THE TASK: Reproduce the lines from the start of the records through the line containing "186, 392, 193]", substituting "violin-outline" for every occurrence of "violin-shape" and leaving everything else unchanged.

┄┄┄┄┄┄

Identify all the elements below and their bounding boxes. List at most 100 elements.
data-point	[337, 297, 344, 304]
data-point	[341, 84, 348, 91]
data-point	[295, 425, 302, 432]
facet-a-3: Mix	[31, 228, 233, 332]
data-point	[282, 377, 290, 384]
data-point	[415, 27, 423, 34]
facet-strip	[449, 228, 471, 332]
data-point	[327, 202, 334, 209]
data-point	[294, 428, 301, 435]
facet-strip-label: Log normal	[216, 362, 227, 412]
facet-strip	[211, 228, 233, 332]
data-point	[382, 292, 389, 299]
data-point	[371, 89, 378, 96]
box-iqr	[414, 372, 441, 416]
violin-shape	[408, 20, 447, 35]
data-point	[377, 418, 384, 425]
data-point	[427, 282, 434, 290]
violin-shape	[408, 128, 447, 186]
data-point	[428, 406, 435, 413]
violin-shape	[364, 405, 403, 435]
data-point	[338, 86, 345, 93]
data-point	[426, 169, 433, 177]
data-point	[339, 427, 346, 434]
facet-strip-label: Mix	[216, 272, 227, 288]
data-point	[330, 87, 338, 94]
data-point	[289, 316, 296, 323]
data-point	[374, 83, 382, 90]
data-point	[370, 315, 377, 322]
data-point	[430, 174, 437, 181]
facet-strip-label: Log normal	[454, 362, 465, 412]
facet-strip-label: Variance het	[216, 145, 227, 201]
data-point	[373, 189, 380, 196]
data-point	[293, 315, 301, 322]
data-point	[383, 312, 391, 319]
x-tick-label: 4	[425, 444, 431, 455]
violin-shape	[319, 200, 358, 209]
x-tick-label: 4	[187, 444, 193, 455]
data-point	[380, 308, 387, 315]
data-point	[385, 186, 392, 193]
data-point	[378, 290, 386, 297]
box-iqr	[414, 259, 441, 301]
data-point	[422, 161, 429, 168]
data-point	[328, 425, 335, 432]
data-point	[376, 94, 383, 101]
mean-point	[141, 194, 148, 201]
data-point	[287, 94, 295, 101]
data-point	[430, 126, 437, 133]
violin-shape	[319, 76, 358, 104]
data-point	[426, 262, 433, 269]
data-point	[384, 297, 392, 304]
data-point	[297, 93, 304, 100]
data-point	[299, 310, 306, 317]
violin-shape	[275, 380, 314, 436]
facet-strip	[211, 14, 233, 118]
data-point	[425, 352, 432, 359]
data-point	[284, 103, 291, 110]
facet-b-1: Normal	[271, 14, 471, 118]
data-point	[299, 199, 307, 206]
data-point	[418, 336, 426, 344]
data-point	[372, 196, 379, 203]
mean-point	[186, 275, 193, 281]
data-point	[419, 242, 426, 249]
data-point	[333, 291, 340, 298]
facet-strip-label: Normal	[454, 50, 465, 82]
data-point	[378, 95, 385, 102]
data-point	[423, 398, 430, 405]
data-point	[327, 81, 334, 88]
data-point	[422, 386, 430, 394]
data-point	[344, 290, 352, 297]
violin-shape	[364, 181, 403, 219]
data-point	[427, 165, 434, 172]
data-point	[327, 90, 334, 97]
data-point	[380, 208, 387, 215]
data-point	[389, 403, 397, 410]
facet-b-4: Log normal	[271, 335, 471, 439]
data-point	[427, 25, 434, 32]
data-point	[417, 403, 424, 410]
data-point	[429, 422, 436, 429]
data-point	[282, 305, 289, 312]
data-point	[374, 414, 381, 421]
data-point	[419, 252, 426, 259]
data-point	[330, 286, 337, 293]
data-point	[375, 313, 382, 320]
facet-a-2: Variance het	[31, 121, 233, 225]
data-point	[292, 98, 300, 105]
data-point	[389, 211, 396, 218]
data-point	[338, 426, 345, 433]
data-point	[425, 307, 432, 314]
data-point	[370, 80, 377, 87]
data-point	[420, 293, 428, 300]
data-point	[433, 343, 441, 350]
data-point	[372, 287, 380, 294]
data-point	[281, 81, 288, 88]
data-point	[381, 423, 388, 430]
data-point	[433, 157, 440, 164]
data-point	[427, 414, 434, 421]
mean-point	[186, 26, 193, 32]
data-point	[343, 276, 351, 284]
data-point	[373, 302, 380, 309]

┄┄┄┄┄┄

RESULT OF THIS TASK:
Identify all the elements below and their bounding boxes. List at most 100 elements.
data-point	[337, 297, 344, 304]
data-point	[341, 84, 348, 91]
data-point	[295, 425, 302, 432]
facet-a-3: Mix	[31, 228, 233, 332]
data-point	[282, 377, 290, 384]
data-point	[415, 27, 423, 34]
facet-strip	[449, 228, 471, 332]
data-point	[327, 202, 334, 209]
data-point	[294, 428, 301, 435]
facet-strip-label: Log normal	[216, 362, 227, 412]
facet-strip	[211, 228, 233, 332]
data-point	[382, 292, 389, 299]
data-point	[371, 89, 378, 96]
box-iqr	[414, 372, 441, 416]
violin-outline	[408, 20, 447, 35]
data-point	[377, 418, 384, 425]
data-point	[427, 282, 434, 290]
violin-outline	[408, 128, 447, 186]
data-point	[428, 406, 435, 413]
violin-outline	[364, 405, 403, 435]
data-point	[338, 86, 345, 93]
data-point	[426, 169, 433, 177]
data-point	[339, 427, 346, 434]
facet-strip-label: Mix	[216, 272, 227, 288]
data-point	[330, 87, 338, 94]
data-point	[289, 316, 296, 323]
data-point	[374, 83, 382, 90]
data-point	[370, 315, 377, 322]
data-point	[430, 174, 437, 181]
facet-strip-label: Log normal	[454, 362, 465, 412]
facet-strip-label: Variance het	[216, 145, 227, 201]
data-point	[373, 189, 380, 196]
data-point	[293, 315, 301, 322]
data-point	[383, 312, 391, 319]
x-tick-label: 4	[425, 444, 431, 455]
violin-outline	[319, 200, 358, 209]
x-tick-label: 4	[187, 444, 193, 455]
data-point	[380, 308, 387, 315]
data-point	[385, 186, 392, 193]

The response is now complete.